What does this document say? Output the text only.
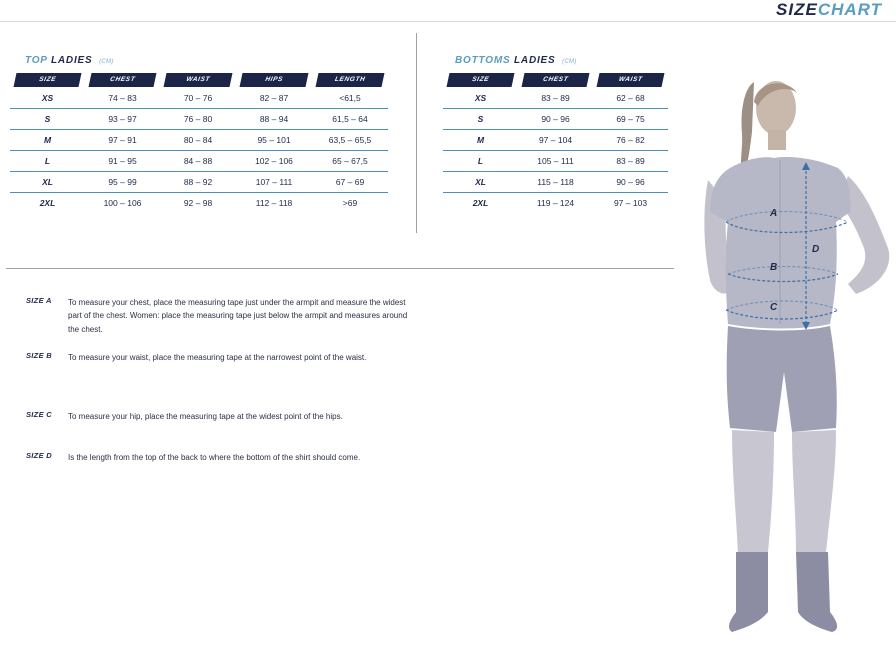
SIZECHART
TOP LADIES (CM)
SIZE	CHEST	WAIST	HIPS	LENGTH

XS	74 – 83	70 – 76	82 – 87	<61,5
S	93 – 97	76 – 80	88 – 94	61,5 – 64
M	97 – 91	80 – 84	95 – 101	63,5 – 65,5
L	91 – 95	84 – 88	102 – 106	65 – 67,5
XL	95 – 99	88 – 92	107 – 111	67 – 69
2XL	100 – 106	92 – 98	112 – 118	>69
BOTTOMS LADIES (CM)
SIZE	CHEST	WAIST

XS	83 – 89	62 – 68
S	90 – 96	69 – 75
M	97 – 104	76 – 82
L	105 – 111	83 – 89
XL	115 – 118	90 – 96
2XL	119 – 124	97 – 103
SIZE A	To measure your chest, place the measuring tape just under the armpit and measure the widest part of the chest. Women: place the measuring tape just below the armpit and measures around the chest.
SIZE B	To measure your waist, place the measuring tape at the narrowest point of the waist.
SIZE C	To measure your hip, place the measuring tape at the widest point of the hips.
SIZE D	Is the length from the top of the back to where the bottom of the shirt should come.
A
B
C
D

_Stated exercise_:
Return every line of the records exactly as given, pictures excluded.

_Written response_:
What does this document say? Output the text only.
SIZECHART
TOP LADIES (CM)
SIZE	CHEST	WAIST	HIPS	LENGTH

XS	74 – 83	70 – 76	82 – 87	<61,5
S	93 – 97	76 – 80	88 – 94	61,5 – 64
M	97 – 91	80 – 84	95 – 101	63,5 – 65,5
L	91 – 95	84 – 88	102 – 106	65 – 67,5
XL	95 – 99	88 – 92	107 – 111	67 – 69
2XL	100 – 106	92 – 98	112 – 118	>69
BOTTOMS LADIES (CM)
SIZE	CHEST	WAIST

XS	83 – 89	62 – 68
S	90 – 96	69 – 75
M	97 – 104	76 – 82
L	105 – 111	83 – 89
XL	115 – 118	90 – 96
2XL	119 – 124	97 – 103
SIZE A	To measure your chest, place the measuring tape just under the armpit and measure the widest part of the chest. Women: place the measuring tape just below the armpit and measures around the chest.
SIZE B	To measure your waist, place the measuring tape at the narrowest point of the waist.
SIZE C	To measure your hip, place the measuring tape at the widest point of the hips.
SIZE D	Is the length from the top of the back to where the bottom of the shirt should come.
A
B
C
D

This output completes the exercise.